◆ **TASK TO CARRY OUT**
Beneath this sentence is a set of records; write each of them out exactly.

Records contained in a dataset
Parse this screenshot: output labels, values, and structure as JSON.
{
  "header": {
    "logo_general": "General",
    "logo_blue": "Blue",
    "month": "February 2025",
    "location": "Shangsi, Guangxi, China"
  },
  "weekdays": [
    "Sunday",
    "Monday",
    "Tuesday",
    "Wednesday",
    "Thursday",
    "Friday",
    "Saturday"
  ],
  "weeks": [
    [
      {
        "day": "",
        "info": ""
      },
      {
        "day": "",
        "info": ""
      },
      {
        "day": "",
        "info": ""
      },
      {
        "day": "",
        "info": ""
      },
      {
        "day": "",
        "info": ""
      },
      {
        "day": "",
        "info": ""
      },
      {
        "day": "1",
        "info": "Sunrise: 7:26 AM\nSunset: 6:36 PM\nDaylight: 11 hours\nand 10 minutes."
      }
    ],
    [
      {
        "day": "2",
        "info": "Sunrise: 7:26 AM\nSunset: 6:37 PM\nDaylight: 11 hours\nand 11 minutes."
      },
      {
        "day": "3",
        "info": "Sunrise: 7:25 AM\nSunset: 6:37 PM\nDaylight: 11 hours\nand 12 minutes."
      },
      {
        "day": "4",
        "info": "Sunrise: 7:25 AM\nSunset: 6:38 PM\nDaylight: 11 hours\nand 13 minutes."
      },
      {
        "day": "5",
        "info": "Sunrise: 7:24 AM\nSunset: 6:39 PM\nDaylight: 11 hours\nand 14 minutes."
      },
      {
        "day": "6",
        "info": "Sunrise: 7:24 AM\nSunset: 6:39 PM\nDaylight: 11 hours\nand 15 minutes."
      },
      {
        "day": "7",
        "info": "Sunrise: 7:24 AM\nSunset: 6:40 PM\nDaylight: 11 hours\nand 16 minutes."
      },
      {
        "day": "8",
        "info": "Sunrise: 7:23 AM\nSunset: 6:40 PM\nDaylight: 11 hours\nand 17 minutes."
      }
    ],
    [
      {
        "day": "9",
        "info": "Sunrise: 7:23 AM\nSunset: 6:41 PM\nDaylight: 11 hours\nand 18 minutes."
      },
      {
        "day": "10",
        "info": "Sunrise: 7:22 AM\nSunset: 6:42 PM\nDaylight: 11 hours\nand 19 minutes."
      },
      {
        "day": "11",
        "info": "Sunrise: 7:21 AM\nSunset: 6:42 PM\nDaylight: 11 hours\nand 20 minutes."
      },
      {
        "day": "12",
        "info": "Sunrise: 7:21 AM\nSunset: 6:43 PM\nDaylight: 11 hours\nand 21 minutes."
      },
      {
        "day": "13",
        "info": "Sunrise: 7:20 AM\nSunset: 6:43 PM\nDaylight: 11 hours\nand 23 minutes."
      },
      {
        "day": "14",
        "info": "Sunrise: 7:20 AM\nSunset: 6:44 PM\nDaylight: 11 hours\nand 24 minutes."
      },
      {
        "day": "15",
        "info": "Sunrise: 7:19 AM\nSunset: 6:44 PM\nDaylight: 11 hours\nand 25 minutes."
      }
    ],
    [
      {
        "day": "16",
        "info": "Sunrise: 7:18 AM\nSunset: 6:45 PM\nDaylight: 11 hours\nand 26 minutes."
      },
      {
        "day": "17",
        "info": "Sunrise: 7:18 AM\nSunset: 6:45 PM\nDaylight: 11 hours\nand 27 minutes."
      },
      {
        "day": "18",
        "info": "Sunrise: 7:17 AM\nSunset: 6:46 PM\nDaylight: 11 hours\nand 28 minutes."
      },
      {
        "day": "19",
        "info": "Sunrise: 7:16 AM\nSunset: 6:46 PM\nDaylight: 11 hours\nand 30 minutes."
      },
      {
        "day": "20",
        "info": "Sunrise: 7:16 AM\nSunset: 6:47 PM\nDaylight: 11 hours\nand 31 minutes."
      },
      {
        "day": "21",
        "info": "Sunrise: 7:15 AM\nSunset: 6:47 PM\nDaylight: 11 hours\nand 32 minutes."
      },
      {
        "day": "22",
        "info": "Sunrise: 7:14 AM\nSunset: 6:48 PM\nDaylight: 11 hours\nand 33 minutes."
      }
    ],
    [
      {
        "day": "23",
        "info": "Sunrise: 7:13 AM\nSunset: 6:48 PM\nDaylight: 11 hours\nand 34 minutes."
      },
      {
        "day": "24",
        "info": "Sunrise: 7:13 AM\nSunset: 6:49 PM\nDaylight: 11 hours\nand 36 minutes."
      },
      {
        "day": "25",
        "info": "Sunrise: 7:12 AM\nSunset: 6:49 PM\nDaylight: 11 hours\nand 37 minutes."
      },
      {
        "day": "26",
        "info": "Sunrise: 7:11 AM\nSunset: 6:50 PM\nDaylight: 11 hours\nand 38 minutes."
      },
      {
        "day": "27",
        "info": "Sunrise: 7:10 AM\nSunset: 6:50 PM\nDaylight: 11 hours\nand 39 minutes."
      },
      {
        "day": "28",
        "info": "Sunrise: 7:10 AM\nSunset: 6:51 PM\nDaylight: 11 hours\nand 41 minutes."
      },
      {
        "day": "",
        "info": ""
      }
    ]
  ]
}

◆ **CORRECT OUTPUT**
Parse this screenshot: output labels, values, and structure as JSON.
{
  "header": {
    "logo_general": "General",
    "logo_blue": "Blue",
    "month": "February 2025",
    "location": "Shangsi, Guangxi, China"
  },
  "weekdays": [
    "Sunday",
    "Monday",
    "Tuesday",
    "Wednesday",
    "Thursday",
    "Friday",
    "Saturday"
  ],
  "weeks": [
    [
      {
        "day": "",
        "info": ""
      },
      {
        "day": "",
        "info": ""
      },
      {
        "day": "",
        "info": ""
      },
      {
        "day": "",
        "info": ""
      },
      {
        "day": "",
        "info": ""
      },
      {
        "day": "",
        "info": ""
      },
      {
        "day": "1",
        "info": "Sunrise: 7:26 AM\nSunset: 6:36 PM\nDaylight: 11 hours\nand 10 minutes."
      }
    ],
    [
      {
        "day": "2",
        "info": "Sunrise: 7:26 AM\nSunset: 6:37 PM\nDaylight: 11 hours\nand 11 minutes."
      },
      {
        "day": "3",
        "info": "Sunrise: 7:25 AM\nSunset: 6:37 PM\nDaylight: 11 hours\nand 12 minutes."
      },
      {
        "day": "4",
        "info": "Sunrise: 7:25 AM\nSunset: 6:38 PM\nDaylight: 11 hours\nand 13 minutes."
      },
      {
        "day": "5",
        "info": "Sunrise: 7:24 AM\nSunset: 6:39 PM\nDaylight: 11 hours\nand 14 minutes."
      },
      {
        "day": "6",
        "info": "Sunrise: 7:24 AM\nSunset: 6:39 PM\nDaylight: 11 hours\nand 15 minutes."
      },
      {
        "day": "7",
        "info": "Sunrise: 7:24 AM\nSunset: 6:40 PM\nDaylight: 11 hours\nand 16 minutes."
      },
      {
        "day": "8",
        "info": "Sunrise: 7:23 AM\nSunset: 6:40 PM\nDaylight: 11 hours\nand 17 minutes."
      }
    ],
    [
      {
        "day": "9",
        "info": "Sunrise: 7:23 AM\nSunset: 6:41 PM\nDaylight: 11 hours\nand 18 minutes."
      },
      {
        "day": "10",
        "info": "Sunrise: 7:22 AM\nSunset: 6:42 PM\nDaylight: 11 hours\nand 19 minutes."
      },
      {
        "day": "11",
        "info": "Sunrise: 7:21 AM\nSunset: 6:42 PM\nDaylight: 11 hours\nand 20 minutes."
      },
      {
        "day": "12",
        "info": "Sunrise: 7:21 AM\nSunset: 6:43 PM\nDaylight: 11 hours\nand 21 minutes."
      },
      {
        "day": "13",
        "info": "Sunrise: 7:20 AM\nSunset: 6:43 PM\nDaylight: 11 hours\nand 23 minutes."
      },
      {
        "day": "14",
        "info": "Sunrise: 7:20 AM\nSunset: 6:44 PM\nDaylight: 11 hours\nand 24 minutes."
      },
      {
        "day": "15",
        "info": "Sunrise: 7:19 AM\nSunset: 6:44 PM\nDaylight: 11 hours\nand 25 minutes."
      }
    ],
    [
      {
        "day": "16",
        "info": "Sunrise: 7:18 AM\nSunset: 6:45 PM\nDaylight: 11 hours\nand 26 minutes."
      },
      {
        "day": "17",
        "info": "Sunrise: 7:18 AM\nSunset: 6:45 PM\nDaylight: 11 hours\nand 27 minutes."
      },
      {
        "day": "18",
        "info": "Sunrise: 7:17 AM\nSunset: 6:46 PM\nDaylight: 11 hours\nand 28 minutes."
      },
      {
        "day": "19",
        "info": "Sunrise: 7:16 AM\nSunset: 6:46 PM\nDaylight: 11 hours\nand 30 minutes."
      },
      {
        "day": "20",
        "info": "Sunrise: 7:16 AM\nSunset: 6:47 PM\nDaylight: 11 hours\nand 31 minutes."
      },
      {
        "day": "21",
        "info": "Sunrise: 7:15 AM\nSunset: 6:47 PM\nDaylight: 11 hours\nand 32 minutes."
      },
      {
        "day": "22",
        "info": "Sunrise: 7:14 AM\nSunset: 6:48 PM\nDaylight: 11 hours\nand 33 minutes."
      }
    ],
    [
      {
        "day": "23",
        "info": "Sunrise: 7:13 AM\nSunset: 6:48 PM\nDaylight: 11 hours\nand 34 minutes."
      },
      {
        "day": "24",
        "info": "Sunrise: 7:13 AM\nSunset: 6:49 PM\nDaylight: 11 hours\nand 36 minutes."
      },
      {
        "day": "25",
        "info": "Sunrise: 7:12 AM\nSunset: 6:49 PM\nDaylight: 11 hours\nand 37 minutes."
      },
      {
        "day": "26",
        "info": "Sunrise: 7:11 AM\nSunset: 6:50 PM\nDaylight: 11 hours\nand 38 minutes."
      },
      {
        "day": "27",
        "info": "Sunrise: 7:10 AM\nSunset: 6:50 PM\nDaylight: 11 hours\nand 39 minutes."
      },
      {
        "day": "28",
        "info": "Sunrise: 7:10 AM\nSunset: 6:51 PM\nDaylight: 11 hours\nand 41 minutes."
      },
      {
        "day": "",
        "info": ""
      }
    ]
  ]
}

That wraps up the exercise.